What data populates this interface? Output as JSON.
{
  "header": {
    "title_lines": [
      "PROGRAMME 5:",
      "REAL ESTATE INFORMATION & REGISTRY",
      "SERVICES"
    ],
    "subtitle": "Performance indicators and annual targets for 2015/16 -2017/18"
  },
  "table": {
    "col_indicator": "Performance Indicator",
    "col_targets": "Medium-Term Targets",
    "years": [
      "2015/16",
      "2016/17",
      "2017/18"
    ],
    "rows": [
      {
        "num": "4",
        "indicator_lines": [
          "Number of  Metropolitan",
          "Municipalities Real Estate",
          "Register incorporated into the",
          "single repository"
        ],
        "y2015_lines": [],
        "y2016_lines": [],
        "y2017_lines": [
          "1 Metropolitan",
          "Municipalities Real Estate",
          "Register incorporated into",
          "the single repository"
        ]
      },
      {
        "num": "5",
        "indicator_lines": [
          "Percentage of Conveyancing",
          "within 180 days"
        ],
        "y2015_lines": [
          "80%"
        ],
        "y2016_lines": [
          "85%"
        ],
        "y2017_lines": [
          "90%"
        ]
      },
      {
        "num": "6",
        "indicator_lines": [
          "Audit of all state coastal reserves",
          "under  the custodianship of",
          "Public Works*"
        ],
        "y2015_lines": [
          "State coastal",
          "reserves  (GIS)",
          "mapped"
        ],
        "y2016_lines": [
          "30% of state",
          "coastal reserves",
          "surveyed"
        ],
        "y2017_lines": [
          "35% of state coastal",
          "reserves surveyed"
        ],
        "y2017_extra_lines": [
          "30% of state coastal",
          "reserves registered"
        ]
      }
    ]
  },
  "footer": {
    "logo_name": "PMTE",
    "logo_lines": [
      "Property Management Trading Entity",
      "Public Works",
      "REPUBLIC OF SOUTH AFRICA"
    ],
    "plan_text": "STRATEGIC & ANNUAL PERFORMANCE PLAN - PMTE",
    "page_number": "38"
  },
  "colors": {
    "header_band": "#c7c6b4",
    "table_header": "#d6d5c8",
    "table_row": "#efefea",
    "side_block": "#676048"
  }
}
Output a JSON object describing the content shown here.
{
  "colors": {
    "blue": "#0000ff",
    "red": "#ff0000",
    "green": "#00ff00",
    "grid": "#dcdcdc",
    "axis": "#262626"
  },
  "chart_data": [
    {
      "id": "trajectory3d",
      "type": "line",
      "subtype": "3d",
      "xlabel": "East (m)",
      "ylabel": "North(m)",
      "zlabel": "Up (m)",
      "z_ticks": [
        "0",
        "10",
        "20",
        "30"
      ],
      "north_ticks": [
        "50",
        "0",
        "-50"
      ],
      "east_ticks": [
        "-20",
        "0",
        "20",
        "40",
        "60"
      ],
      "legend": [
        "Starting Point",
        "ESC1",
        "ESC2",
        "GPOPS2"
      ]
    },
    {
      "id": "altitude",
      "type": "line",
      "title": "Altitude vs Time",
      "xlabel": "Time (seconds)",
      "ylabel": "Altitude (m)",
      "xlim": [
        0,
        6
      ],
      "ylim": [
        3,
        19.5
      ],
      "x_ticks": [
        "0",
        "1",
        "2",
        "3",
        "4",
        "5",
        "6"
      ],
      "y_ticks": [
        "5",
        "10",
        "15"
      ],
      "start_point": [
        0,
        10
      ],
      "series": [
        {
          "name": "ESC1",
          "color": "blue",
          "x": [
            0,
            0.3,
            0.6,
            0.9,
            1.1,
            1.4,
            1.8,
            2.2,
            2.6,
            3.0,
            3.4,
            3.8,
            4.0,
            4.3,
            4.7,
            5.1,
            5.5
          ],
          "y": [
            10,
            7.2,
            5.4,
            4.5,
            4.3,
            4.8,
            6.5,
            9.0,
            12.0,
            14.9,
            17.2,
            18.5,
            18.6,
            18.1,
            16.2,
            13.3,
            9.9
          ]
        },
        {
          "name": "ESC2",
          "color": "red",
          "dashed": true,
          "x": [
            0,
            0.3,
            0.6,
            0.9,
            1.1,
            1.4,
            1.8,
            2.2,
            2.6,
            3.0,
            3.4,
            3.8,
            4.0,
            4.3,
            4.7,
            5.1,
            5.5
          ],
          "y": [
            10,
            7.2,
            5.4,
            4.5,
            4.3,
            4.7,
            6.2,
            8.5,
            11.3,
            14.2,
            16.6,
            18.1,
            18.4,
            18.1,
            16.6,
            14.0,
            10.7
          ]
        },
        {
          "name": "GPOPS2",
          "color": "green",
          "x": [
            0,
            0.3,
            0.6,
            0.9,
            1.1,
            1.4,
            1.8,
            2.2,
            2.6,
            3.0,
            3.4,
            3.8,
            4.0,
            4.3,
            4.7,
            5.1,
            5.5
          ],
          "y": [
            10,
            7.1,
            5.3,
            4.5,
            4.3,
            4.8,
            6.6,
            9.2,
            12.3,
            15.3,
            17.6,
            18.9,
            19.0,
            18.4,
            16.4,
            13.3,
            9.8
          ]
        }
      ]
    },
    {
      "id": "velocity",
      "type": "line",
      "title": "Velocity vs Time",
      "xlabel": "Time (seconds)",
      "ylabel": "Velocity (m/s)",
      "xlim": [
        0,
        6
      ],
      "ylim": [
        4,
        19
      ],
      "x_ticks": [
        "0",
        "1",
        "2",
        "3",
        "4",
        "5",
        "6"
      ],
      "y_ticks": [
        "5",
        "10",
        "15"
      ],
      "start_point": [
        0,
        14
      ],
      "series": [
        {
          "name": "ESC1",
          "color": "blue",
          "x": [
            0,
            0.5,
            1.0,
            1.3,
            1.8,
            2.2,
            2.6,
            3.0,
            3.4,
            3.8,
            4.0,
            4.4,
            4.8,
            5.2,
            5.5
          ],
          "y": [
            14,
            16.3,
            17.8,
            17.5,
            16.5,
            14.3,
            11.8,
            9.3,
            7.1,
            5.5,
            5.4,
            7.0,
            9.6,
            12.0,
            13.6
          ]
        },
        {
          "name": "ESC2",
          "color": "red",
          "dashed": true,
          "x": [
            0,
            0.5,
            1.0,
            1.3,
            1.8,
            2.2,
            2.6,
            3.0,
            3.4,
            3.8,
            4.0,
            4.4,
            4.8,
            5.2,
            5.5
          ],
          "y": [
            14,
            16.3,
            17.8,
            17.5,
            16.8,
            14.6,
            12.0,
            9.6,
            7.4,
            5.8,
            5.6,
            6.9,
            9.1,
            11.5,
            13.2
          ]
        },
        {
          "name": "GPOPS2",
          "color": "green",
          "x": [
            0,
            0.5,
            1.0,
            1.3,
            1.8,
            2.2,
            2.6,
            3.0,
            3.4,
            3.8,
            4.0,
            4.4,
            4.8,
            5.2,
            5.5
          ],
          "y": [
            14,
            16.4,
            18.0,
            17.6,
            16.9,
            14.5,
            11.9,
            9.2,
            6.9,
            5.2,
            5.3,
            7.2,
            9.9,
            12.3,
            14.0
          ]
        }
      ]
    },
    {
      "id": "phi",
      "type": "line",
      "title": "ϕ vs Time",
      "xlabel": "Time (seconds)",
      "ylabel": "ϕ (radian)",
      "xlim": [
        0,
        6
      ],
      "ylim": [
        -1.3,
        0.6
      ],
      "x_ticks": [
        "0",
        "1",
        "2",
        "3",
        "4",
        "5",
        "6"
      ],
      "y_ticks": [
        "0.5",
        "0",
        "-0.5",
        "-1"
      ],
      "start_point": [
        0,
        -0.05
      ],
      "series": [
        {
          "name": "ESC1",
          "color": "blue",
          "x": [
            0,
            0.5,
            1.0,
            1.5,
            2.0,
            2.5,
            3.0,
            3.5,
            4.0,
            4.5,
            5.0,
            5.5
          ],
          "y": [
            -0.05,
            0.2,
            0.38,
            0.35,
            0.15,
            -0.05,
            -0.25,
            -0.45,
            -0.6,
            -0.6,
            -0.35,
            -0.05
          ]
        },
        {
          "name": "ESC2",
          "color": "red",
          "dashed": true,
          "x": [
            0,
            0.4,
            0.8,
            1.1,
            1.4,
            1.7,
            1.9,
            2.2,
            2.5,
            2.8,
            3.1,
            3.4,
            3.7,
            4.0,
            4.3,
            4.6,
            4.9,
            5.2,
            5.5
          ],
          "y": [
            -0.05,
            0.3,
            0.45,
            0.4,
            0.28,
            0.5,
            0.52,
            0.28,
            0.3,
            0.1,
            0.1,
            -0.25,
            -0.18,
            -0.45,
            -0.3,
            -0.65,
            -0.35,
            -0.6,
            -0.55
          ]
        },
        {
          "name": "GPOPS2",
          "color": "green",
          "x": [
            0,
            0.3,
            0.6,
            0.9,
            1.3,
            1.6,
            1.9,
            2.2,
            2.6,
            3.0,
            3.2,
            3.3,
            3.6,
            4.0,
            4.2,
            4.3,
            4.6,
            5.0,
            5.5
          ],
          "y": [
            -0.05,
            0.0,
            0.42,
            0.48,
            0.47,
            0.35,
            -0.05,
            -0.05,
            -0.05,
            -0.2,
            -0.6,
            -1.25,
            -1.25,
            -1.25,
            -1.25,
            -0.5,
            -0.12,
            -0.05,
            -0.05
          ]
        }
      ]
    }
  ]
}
----------
Every line that holds the word "Metropolitan" should be extracted.

Task response:
          "Number of  Metropolitan",
          "1 Metropolitan",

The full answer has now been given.